- Given task -
Take the records underneath and set them down exactly.

+++

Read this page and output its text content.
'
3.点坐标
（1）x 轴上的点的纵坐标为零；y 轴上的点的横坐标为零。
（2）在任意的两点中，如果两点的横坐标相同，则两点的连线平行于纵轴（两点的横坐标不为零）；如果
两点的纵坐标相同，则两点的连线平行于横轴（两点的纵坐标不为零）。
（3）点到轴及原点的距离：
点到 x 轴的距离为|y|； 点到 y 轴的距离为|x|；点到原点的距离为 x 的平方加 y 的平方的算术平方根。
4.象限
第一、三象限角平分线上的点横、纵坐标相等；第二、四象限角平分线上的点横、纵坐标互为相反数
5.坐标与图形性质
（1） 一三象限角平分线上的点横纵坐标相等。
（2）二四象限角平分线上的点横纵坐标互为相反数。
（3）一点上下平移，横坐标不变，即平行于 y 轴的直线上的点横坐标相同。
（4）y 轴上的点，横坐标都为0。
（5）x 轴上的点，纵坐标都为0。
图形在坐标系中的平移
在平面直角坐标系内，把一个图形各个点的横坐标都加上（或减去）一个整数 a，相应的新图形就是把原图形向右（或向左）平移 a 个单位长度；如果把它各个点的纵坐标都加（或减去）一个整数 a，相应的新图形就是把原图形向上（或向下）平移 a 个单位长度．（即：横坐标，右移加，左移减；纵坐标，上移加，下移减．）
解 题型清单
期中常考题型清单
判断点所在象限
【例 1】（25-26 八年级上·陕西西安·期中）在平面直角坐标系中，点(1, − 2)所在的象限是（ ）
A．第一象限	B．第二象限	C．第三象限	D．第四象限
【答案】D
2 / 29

+++

- Answer to the exercise -
Read this page and output its text content.
'
3.点坐标
（1）x 轴上的点的纵坐标为零；y 轴上的点的横坐标为零。
（2）在任意的两点中，如果两点的横坐标相同，则两点的连线平行于纵轴（两点的横坐标不为零）；如果
两点的纵坐标相同，则两点的连线平行于横轴（两点的纵坐标不为零）。
（3）点到轴及原点的距离：
点到 x 轴的距离为|y|； 点到 y 轴的距离为|x|；点到原点的距离为 x 的平方加 y 的平方的算术平方根。
4.象限
第一、三象限角平分线上的点横、纵坐标相等；第二、四象限角平分线上的点横、纵坐标互为相反数
5.坐标与图形性质
（1） 一三象限角平分线上的点横纵坐标相等。
（2）二四象限角平分线上的点横纵坐标互为相反数。
（3）一点上下平移，横坐标不变，即平行于 y 轴的直线上的点横坐标相同。
（4）y 轴上的点，横坐标都为0。
（5）x 轴上的点，纵坐标都为0。
图形在坐标系中的平移
在平面直角坐标系内，把一个图形各个点的横坐标都加上（或减去）一个整数 a，相应的新图形就是把原图形向右（或向左）平移 a 个单位长度；如果把它各个点的纵坐标都加（或减去）一个整数 a，相应的新图形就是把原图形向上（或向下）平移 a 个单位长度．（即：横坐标，右移加，左移减；纵坐标，上移加，下移减．）
解 题型清单
期中常考题型清单
判断点所在象限
【例 1】（25-26 八年级上·陕西西安·期中）在平面直角坐标系中，点(1, − 2)所在的象限是（ ）
A．第一象限	B．第二象限	C．第三象限	D．第四象限
【答案】D
2 / 29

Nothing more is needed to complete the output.